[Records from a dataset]
--- start ---

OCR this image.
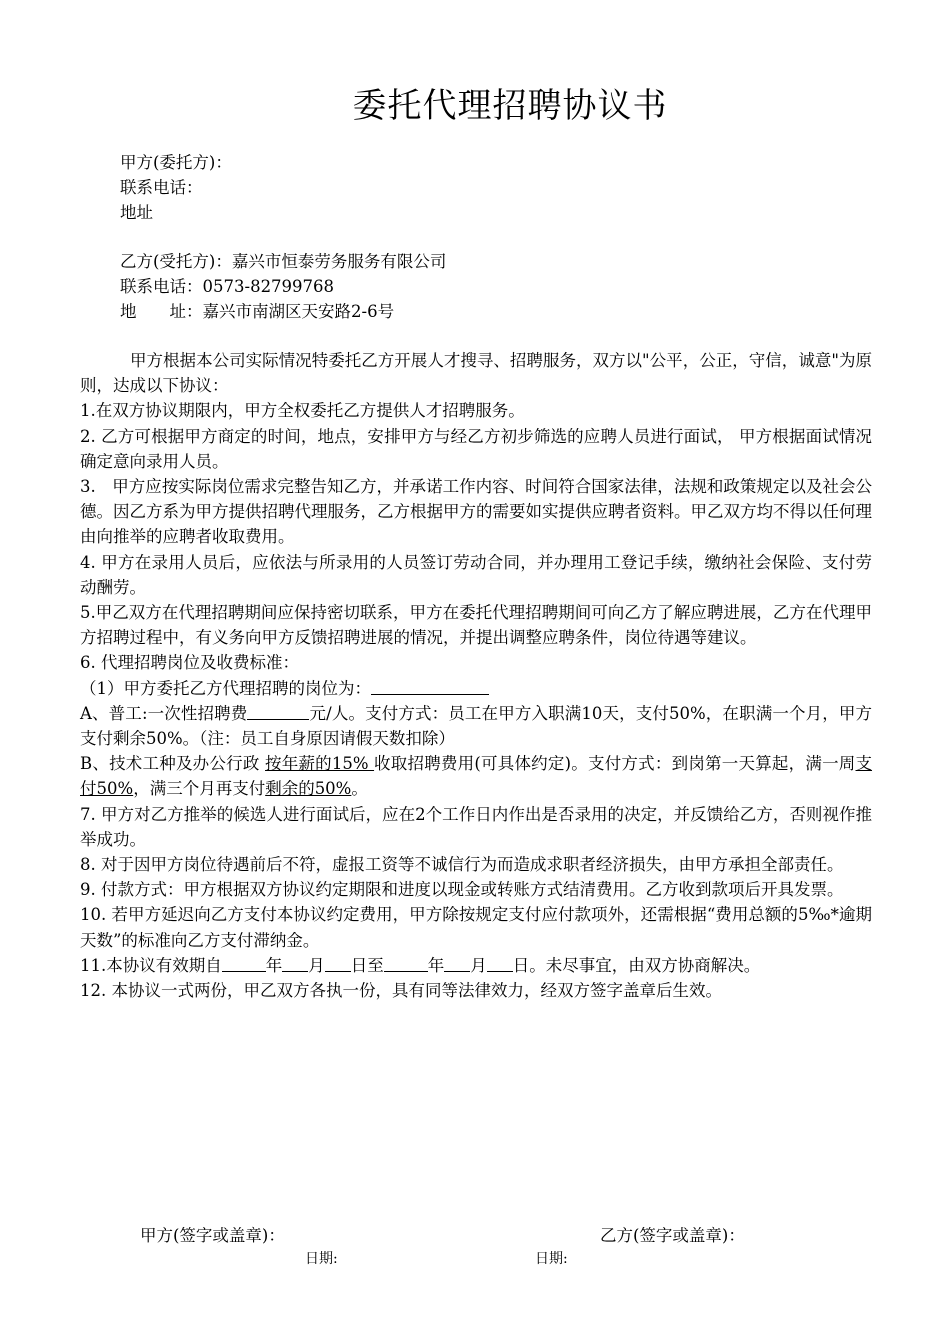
委托代理招聘协议书
甲方(委托方)：
联系电话：
地址
乙方(受托方)：嘉兴市恒泰劳务服务有限公司
联系电话：0573-82799768
地　　址：嘉兴市南湖区天安路2-6号

甲方根据本公司实际情况特委托乙方开展人才搜寻、招聘服务，双方以"公平，公正，守信，诚意"为原则，达成以下协议：

1.在双方协议期限内，甲方全权委托乙方提供人才招聘服务。

2. 乙方可根据甲方商定的时间，地点，安排甲方与经乙方初步筛选的应聘人员进行面试， 甲方根据面试情况确定意向录用人员。

3.　甲方应按实际岗位需求完整告知乙方，并承诺工作内容、时间符合国家法律，法规和政策规定以及社会公德。因乙方系为甲方提供招聘代理服务，乙方根据甲方的需要如实提供应聘者资料。甲乙双方均不得以任何理由向推举的应聘者收取费用。

4. 甲方在录用人员后，应依法与所录用的人员签订劳动合同，并办理用工登记手续，缴纳社会保险、支付劳动酬劳。

5.甲乙双方在代理招聘期间应保持密切联系，甲方在委托代理招聘期间可向乙方了解应聘进展，乙方在代理甲方招聘过程中，有义务向甲方反馈招聘进展的情况，并提出调整应聘条件，岗位待遇等建议。

6. 代理招聘岗位及收费标准：

（1）甲方委托乙方代理招聘的岗位为：

A、普工:一次性招聘费	元/人。支付方式：员工在甲方入职满10天，支付50%，在职满一个月，甲方支付剩余50%。（注：员工自身原因请假天数扣除）

B、技术工种及办公行政 按年薪的15% 收取招聘费用(可具体约定)。支付方式：到岗第一天算起，满一周支付50%，满三个月再支付剩余的50%。

7. 甲方对乙方推举的候选人进行面试后，应在2个工作日内作出是否录用的决定，并反馈给乙方，否则视作推举成功。

8. 对于因甲方岗位待遇前后不符，虚报工资等不诚信行为而造成求职者经济损失，由甲方承担全部责任。

9. 付款方式：甲方根据双方协议约定期限和进度以现金或转账方式结清费用。乙方收到款项后开具发票。

10. 若甲方延迟向乙方支付本协议约定费用，甲方除按规定支付应付款项外，还需根据“费用总额的5‰*逾期天数”的标准向乙方支付滞纳金。

11.本协议有效期自	年 月 日至	年 月 日。未尽事宜，由双方协商解决。

12. 本协议一式两份，甲乙双方各执一份，具有同等法律效力，经双方签字盖章后生效。

甲方(签字或盖章)：	乙方(签字或盖章)：
日期:	日期:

--- end ---

Could you reproduce every record above exactly, leaving out the pictures?

# Output
OCR this image.
委托代理招聘协议书
甲方(委托方)：
联系电话：
地址
乙方(受托方)：嘉兴市恒泰劳务服务有限公司
联系电话：0573-82799768
地　　址：嘉兴市南湖区天安路2-6号

甲方根据本公司实际情况特委托乙方开展人才搜寻、招聘服务，双方以"公平，公正，守信，诚意"为原则，达成以下协议：

1.在双方协议期限内，甲方全权委托乙方提供人才招聘服务。

2. 乙方可根据甲方商定的时间，地点，安排甲方与经乙方初步筛选的应聘人员进行面试， 甲方根据面试情况确定意向录用人员。

3.　甲方应按实际岗位需求完整告知乙方，并承诺工作内容、时间符合国家法律，法规和政策规定以及社会公德。因乙方系为甲方提供招聘代理服务，乙方根据甲方的需要如实提供应聘者资料。甲乙双方均不得以任何理由向推举的应聘者收取费用。

4. 甲方在录用人员后，应依法与所录用的人员签订劳动合同，并办理用工登记手续，缴纳社会保险、支付劳动酬劳。

5.甲乙双方在代理招聘期间应保持密切联系，甲方在委托代理招聘期间可向乙方了解应聘进展，乙方在代理甲方招聘过程中，有义务向甲方反馈招聘进展的情况，并提出调整应聘条件，岗位待遇等建议。

6. 代理招聘岗位及收费标准：

（1）甲方委托乙方代理招聘的岗位为：

A、普工:一次性招聘费	元/人。支付方式：员工在甲方入职满10天，支付50%，在职满一个月，甲方支付剩余50%。（注：员工自身原因请假天数扣除）

B、技术工种及办公行政 按年薪的15% 收取招聘费用(可具体约定)。支付方式：到岗第一天算起，满一周支付50%，满三个月再支付剩余的50%。

7. 甲方对乙方推举的候选人进行面试后，应在2个工作日内作出是否录用的决定，并反馈给乙方，否则视作推举成功。

8. 对于因甲方岗位待遇前后不符，虚报工资等不诚信行为而造成求职者经济损失，由甲方承担全部责任。

9. 付款方式：甲方根据双方协议约定期限和进度以现金或转账方式结清费用。乙方收到款项后开具发票。

10. 若甲方延迟向乙方支付本协议约定费用，甲方除按规定支付应付款项外，还需根据“费用总额的5‰*逾期天数”的标准向乙方支付滞纳金。

11.本协议有效期自	年 月 日至	年 月 日。未尽事宜，由双方协商解决。

12. 本协议一式两份，甲乙双方各执一份，具有同等法律效力，经双方签字盖章后生效。

甲方(签字或盖章)：	乙方(签字或盖章)：
日期:	日期:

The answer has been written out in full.